Set problem. Pictures within the data are to be left out; everything else must be reproduced exactly.
─── Information given
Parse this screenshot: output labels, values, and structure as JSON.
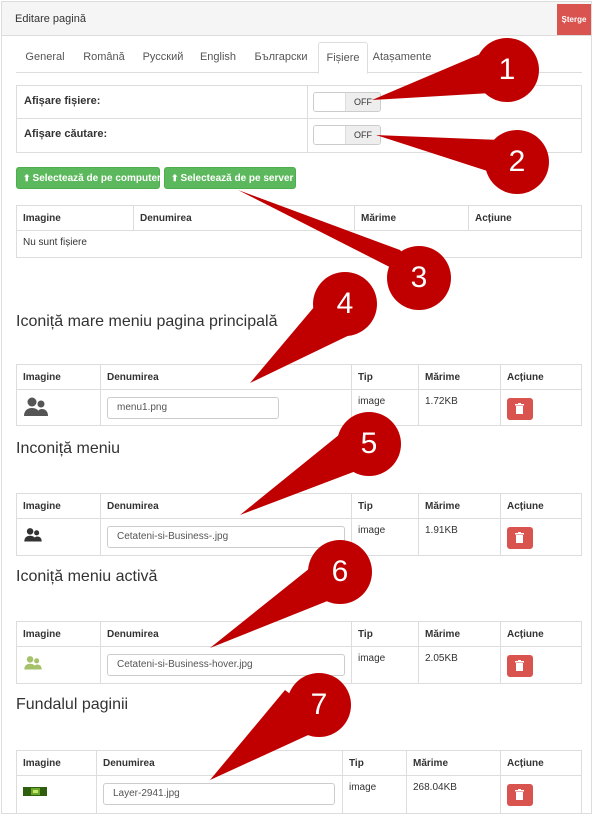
{
  "header": {
    "title": "Editare pagină",
    "delete_label": "Șterge"
  },
  "tabs": [
    {
      "label": "General"
    },
    {
      "label": "Română"
    },
    {
      "label": "Русский"
    },
    {
      "label": "English"
    },
    {
      "label": "Български"
    },
    {
      "label": "Fișiere",
      "active": true
    },
    {
      "label": "Atașamente"
    }
  ],
  "settings": {
    "show_files": {
      "label": "Afișare fișiere:",
      "value": "OFF"
    },
    "show_search": {
      "label": "Afișare căutare:",
      "value": "OFF"
    }
  },
  "buttons": {
    "from_computer": "Selectează de pe computer",
    "from_server": "Selectează de pe server"
  },
  "files_table": {
    "headers": [
      "Imagine",
      "Denumirea",
      "",
      "Mărime",
      "Acțiune"
    ],
    "empty": "Nu sunt fișiere"
  },
  "columns": {
    "image": "Imagine",
    "name": "Denumirea",
    "type": "Tip",
    "size": "Mărime",
    "action": "Acțiune"
  },
  "sections": [
    {
      "title": "Iconiță mare meniu pagina principală",
      "file": "menu1.png",
      "type": "image",
      "size": "1.72KB",
      "icon": "users-icon",
      "color": "#555555"
    },
    {
      "title": "Inconiță meniu",
      "file": "Cetateni-si-Business-.jpg",
      "type": "image",
      "size": "1.91KB",
      "icon": "users-icon",
      "color": "#333333"
    },
    {
      "title": "Iconiță meniu activă",
      "file": "Cetateni-si-Business-hover.jpg",
      "type": "image",
      "size": "2.05KB",
      "icon": "users-icon",
      "color": "#a5c26b"
    },
    {
      "title": "Fundalul paginii",
      "file": "Layer-2941.jpg",
      "type": "image",
      "size": "268.04KB",
      "icon": "background-thumbnail",
      "color": "#3b6e12"
    }
  ],
  "callouts": [
    "1",
    "2",
    "3",
    "4",
    "5",
    "6",
    "7"
  ],
  "colors": {
    "danger": "#d9534f",
    "success": "#5cb85c",
    "callout": "#c00000"
  }
}
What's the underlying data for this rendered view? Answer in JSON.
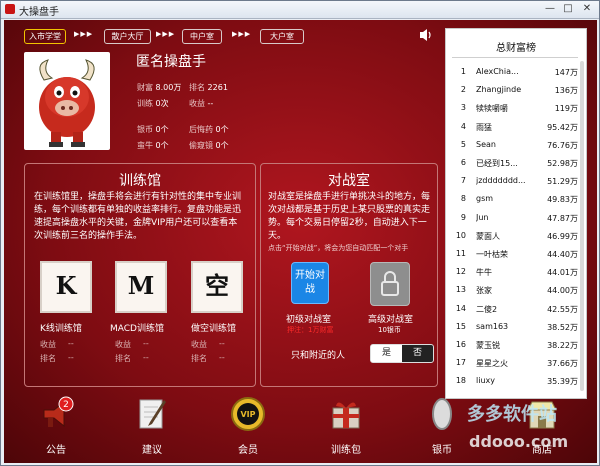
──────
Full solution.
Parse this screenshot: output labels, values, and structure as JSON.
{
  "header": {
    "title": "Editare pagină",
    "delete_label": "Șterge"
  },
  "tabs": [
    {
      "label": "General"
    },
    {
      "label": "Română"
    },
    {
      "label": "Русский"
    },
    {
      "label": "English"
    },
    {
      "label": "Български"
    },
    {
      "label": "Fișiere",
      "active": true
    },
    {
      "label": "Atașamente"
    }
  ],
  "settings": {
    "show_files": {
      "label": "Afișare fișiere:",
      "value": "OFF"
    },
    "show_search": {
      "label": "Afișare căutare:",
      "value": "OFF"
    }
  },
  "buttons": {
    "from_computer": "Selectează de pe computer",
    "from_server": "Selectează de pe server"
  },
  "files_table": {
    "headers": [
      "Imagine",
      "Denumirea",
      "",
      "Mărime",
      "Acțiune"
    ],
    "empty": "Nu sunt fișiere"
  },
  "columns": {
    "image": "Imagine",
    "name": "Denumirea",
    "type": "Tip",
    "size": "Mărime",
    "action": "Acțiune"
  },
  "sections": [
    {
      "title": "Iconiță mare meniu pagina principală",
      "file": "menu1.png",
      "type": "image",
      "size": "1.72KB",
      "icon": "users-icon",
      "color": "#555555"
    },
    {
      "title": "Inconiță meniu",
      "file": "Cetateni-si-Business-.jpg",
      "type": "image",
      "size": "1.91KB",
      "icon": "users-icon",
      "color": "#333333"
    },
    {
      "title": "Iconiță meniu activă",
      "file": "Cetateni-si-Business-hover.jpg",
      "type": "image",
      "size": "2.05KB",
      "icon": "users-icon",
      "color": "#a5c26b"
    },
    {
      "title": "Fundalul paginii",
      "file": "Layer-2941.jpg",
      "type": "image",
      "size": "268.04KB",
      "icon": "background-thumbnail",
      "color": "#3b6e12"
    }
  ],
  "callouts": [
    "1",
    "2",
    "3",
    "4",
    "5",
    "6",
    "7"
  ],
  "colors": {
    "danger": "#d9534f",
    "success": "#5cb85c",
    "callout": "#c00000"
  }
}
What's the underlying data for this rendered view? Answer in JSON.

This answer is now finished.